*DIRECTIONS:* In the data that follows, count each line holding the string "类型的门店"; answer with the number only.

*Data entries:*
_ _ _
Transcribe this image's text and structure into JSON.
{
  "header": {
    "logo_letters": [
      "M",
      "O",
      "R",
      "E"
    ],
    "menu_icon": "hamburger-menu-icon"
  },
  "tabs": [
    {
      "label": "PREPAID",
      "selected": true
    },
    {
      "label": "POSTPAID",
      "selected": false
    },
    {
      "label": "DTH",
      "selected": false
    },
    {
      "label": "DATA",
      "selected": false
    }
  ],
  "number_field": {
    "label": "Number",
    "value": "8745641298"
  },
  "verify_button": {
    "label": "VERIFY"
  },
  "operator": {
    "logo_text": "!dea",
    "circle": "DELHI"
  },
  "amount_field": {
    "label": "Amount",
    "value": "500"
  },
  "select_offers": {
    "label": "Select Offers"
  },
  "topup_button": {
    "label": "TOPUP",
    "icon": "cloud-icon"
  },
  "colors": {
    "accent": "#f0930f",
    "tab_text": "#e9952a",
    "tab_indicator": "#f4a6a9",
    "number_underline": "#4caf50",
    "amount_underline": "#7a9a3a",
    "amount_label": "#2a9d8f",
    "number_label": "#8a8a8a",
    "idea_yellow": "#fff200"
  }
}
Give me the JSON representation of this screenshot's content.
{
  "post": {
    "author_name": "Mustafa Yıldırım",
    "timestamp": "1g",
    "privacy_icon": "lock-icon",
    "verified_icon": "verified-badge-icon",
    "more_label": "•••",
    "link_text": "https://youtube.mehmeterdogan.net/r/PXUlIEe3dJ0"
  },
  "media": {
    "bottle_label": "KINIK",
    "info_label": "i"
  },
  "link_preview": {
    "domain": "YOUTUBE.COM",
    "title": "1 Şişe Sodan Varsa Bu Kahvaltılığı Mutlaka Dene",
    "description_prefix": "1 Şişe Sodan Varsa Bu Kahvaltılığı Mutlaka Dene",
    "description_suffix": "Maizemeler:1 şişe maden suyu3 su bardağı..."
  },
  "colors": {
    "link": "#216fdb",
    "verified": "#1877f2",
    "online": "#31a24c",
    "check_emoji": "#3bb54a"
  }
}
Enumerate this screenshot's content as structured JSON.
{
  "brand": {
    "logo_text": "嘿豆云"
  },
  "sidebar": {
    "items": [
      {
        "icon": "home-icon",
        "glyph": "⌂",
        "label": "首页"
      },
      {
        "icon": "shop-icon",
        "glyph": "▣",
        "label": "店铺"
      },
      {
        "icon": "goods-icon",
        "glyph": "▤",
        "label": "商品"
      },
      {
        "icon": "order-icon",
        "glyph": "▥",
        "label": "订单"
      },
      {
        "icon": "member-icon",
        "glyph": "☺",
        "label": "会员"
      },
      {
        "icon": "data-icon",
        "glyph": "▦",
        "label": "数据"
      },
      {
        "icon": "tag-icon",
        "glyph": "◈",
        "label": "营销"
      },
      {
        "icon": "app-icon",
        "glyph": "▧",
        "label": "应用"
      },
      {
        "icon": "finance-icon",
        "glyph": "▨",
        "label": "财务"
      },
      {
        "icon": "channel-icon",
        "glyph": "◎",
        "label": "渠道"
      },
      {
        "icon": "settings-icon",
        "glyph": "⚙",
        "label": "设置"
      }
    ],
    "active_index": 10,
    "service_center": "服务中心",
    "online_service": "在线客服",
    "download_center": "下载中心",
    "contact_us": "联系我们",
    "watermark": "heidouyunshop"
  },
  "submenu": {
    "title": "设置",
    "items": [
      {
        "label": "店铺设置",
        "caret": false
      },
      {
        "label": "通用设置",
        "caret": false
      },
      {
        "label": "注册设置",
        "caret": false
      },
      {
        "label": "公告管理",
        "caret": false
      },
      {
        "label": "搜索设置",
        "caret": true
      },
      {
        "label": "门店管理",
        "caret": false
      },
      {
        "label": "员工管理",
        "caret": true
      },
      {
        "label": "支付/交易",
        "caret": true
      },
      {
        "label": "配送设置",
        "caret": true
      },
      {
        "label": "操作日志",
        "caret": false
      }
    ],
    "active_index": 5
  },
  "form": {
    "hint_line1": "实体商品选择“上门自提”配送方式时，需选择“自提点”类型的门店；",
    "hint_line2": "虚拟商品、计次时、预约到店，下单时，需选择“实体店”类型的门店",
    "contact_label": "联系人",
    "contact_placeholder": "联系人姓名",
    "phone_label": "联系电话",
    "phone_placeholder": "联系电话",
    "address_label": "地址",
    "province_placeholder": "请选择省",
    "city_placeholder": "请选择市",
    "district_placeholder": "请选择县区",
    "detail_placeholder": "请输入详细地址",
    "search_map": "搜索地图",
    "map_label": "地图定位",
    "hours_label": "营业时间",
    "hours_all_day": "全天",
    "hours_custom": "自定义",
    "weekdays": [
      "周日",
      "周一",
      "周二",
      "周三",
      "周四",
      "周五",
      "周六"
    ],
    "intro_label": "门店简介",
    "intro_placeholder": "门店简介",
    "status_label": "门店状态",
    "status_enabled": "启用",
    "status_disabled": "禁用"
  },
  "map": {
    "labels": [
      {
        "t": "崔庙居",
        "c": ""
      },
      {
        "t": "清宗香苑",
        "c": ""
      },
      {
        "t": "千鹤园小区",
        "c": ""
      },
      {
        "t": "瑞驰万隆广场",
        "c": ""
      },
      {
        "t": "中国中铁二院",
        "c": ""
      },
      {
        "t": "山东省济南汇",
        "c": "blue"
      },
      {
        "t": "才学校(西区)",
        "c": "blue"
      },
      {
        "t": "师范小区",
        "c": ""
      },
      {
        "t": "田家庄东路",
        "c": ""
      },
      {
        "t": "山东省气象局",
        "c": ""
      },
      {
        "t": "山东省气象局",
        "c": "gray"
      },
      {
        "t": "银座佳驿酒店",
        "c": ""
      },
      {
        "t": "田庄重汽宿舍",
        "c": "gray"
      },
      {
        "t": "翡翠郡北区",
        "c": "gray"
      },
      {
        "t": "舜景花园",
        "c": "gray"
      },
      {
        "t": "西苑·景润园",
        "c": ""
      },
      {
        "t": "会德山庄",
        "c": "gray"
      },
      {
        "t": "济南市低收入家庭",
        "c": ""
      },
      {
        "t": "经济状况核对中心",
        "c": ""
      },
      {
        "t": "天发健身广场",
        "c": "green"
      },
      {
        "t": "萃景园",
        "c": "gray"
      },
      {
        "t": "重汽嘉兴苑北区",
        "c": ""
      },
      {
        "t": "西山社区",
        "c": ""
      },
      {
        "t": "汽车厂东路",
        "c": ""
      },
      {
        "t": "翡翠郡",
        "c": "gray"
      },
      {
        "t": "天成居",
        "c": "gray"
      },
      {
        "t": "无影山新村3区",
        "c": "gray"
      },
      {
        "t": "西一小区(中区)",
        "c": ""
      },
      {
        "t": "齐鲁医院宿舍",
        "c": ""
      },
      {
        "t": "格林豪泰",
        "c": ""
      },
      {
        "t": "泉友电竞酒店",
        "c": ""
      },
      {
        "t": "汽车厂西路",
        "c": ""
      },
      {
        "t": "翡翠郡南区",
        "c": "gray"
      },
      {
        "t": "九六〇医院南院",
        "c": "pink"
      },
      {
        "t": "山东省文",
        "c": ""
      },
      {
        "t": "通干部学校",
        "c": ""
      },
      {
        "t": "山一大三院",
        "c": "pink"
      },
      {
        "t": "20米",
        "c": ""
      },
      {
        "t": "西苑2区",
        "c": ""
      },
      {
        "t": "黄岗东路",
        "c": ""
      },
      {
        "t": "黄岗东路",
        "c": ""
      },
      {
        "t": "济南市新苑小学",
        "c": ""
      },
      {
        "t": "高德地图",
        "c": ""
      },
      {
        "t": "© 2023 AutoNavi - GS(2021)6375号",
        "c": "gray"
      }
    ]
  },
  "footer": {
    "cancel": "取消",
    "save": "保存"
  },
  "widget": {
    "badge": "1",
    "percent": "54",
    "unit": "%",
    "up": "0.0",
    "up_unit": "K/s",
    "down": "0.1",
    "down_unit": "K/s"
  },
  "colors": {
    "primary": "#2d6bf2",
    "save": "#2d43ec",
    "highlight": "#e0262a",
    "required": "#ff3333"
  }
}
_ _ _
*EXERCISE RESULT:* 2